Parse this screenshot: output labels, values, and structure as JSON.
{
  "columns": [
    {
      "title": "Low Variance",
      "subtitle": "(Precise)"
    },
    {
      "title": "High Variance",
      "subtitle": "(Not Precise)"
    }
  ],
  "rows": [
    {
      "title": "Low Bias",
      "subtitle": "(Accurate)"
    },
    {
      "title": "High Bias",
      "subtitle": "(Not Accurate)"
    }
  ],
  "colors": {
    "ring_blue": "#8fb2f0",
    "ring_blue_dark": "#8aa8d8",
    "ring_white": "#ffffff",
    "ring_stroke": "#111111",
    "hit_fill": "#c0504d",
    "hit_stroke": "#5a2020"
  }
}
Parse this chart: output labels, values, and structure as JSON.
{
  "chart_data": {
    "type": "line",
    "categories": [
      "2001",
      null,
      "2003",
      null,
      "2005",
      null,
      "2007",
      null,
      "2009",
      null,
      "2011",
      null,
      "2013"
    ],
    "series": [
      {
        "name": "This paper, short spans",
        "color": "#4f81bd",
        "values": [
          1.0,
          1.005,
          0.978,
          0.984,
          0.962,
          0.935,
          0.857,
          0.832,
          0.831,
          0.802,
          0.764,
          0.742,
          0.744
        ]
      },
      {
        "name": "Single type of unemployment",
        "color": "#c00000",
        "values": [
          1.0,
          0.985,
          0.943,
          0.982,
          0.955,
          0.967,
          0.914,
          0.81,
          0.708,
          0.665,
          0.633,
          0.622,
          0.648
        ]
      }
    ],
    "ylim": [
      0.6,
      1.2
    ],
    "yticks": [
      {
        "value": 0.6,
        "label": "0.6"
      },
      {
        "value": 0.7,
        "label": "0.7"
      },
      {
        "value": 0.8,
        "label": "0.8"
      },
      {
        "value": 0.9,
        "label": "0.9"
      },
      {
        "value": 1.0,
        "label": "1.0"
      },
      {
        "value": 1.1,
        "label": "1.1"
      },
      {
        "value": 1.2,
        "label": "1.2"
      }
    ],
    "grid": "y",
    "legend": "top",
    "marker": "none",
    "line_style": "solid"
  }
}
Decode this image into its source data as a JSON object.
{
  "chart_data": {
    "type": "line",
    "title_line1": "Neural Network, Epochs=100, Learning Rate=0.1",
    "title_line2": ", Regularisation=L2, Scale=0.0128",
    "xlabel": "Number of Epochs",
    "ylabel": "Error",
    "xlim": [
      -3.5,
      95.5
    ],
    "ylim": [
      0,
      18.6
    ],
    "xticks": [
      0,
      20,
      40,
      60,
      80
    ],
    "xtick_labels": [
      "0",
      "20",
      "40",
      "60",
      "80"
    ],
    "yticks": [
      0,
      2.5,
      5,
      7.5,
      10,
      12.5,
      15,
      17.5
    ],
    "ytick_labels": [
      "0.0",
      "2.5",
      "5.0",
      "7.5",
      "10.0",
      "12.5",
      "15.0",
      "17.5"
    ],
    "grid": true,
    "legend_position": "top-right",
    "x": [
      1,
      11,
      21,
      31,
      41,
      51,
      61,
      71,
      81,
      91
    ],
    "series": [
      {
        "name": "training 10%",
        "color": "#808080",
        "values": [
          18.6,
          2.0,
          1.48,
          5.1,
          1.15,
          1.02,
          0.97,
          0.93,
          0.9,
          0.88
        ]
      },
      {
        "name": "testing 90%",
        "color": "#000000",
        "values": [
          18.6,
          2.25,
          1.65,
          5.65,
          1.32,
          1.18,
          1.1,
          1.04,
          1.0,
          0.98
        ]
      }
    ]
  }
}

* _Task statement_
Take the lines above and print them exactly.

* _Response_
Parse this screenshot: output labels, values, and structure as JSON.
{
  "columns": [
    {
      "title": "Low Variance",
      "subtitle": "(Precise)"
    },
    {
      "title": "High Variance",
      "subtitle": "(Not Precise)"
    }
  ],
  "rows": [
    {
      "title": "Low Bias",
      "subtitle": "(Accurate)"
    },
    {
      "title": "High Bias",
      "subtitle": "(Not Accurate)"
    }
  ],
  "colors": {
    "ring_blue": "#8fb2f0",
    "ring_blue_dark": "#8aa8d8",
    "ring_white": "#ffffff",
    "ring_stroke": "#111111",
    "hit_fill": "#c0504d",
    "hit_stroke": "#5a2020"
  }
}
Parse this chart: output labels, values, and structure as JSON.
{
  "chart_data": {
    "type": "line",
    "categories": [
      "2001",
      null,
      "2003",
      null,
      "2005",
      null,
      "2007",
      null,
      "2009",
      null,
      "2011",
      null,
      "2013"
    ],
    "series": [
      {
        "name": "This paper, short spans",
        "color": "#4f81bd",
        "values": [
          1.0,
          1.005,
          0.978,
          0.984,
          0.962,
          0.935,
          0.857,
          0.832,
          0.831,
          0.802,
          0.764,
          0.742,
          0.744
        ]
      },
      {
        "name": "Single type of unemployment",
        "color": "#c00000",
        "values": [
          1.0,
          0.985,
          0.943,
          0.982,
          0.955,
          0.967,
          0.914,
          0.81,
          0.708,
          0.665,
          0.633,
          0.622,
          0.648
        ]
      }
    ],
    "ylim": [
      0.6,
      1.2
    ],
    "yticks": [
      {
        "value": 0.6,
        "label": "0.6"
      },
      {
        "value": 0.7,
        "label": "0.7"
      },
      {
        "value": 0.8,
        "label": "0.8"
      },
      {
        "value": 0.9,
        "label": "0.9"
      },
      {
        "value": 1.0,
        "label": "1.0"
      },
      {
        "value": 1.1,
        "label": "1.1"
      },
      {
        "value": 1.2,
        "label": "1.2"
      }
    ],
    "grid": "y",
    "legend": "top",
    "marker": "none",
    "line_style": "solid"
  }
}
Decode this image into its source data as a JSON object.
{
  "chart_data": {
    "type": "line",
    "title_line1": "Neural Network, Epochs=100, Learning Rate=0.1",
    "title_line2": ", Regularisation=L2, Scale=0.0128",
    "xlabel": "Number of Epochs",
    "ylabel": "Error",
    "xlim": [
      -3.5,
      95.5
    ],
    "ylim": [
      0,
      18.6
    ],
    "xticks": [
      0,
      20,
      40,
      60,
      80
    ],
    "xtick_labels": [
      "0",
      "20",
      "40",
      "60",
      "80"
    ],
    "yticks": [
      0,
      2.5,
      5,
      7.5,
      10,
      12.5,
      15,
      17.5
    ],
    "ytick_labels": [
      "0.0",
      "2.5",
      "5.0",
      "7.5",
      "10.0",
      "12.5",
      "15.0",
      "17.5"
    ],
    "grid": true,
    "legend_position": "top-right",
    "x": [
      1,
      11,
      21,
      31,
      41,
      51,
      61,
      71,
      81,
      91
    ],
    "series": [
      {
        "name": "training 10%",
        "color": "#808080",
        "values": [
          18.6,
          2.0,
          1.48,
          5.1,
          1.15,
          1.02,
          0.97,
          0.93,
          0.9,
          0.88
        ]
      },
      {
        "name": "testing 90%",
        "color": "#000000",
        "values": [
          18.6,
          2.25,
          1.65,
          5.65,
          1.32,
          1.18,
          1.1,
          1.04,
          1.0,
          0.98
        ]
      }
    ]
  }
}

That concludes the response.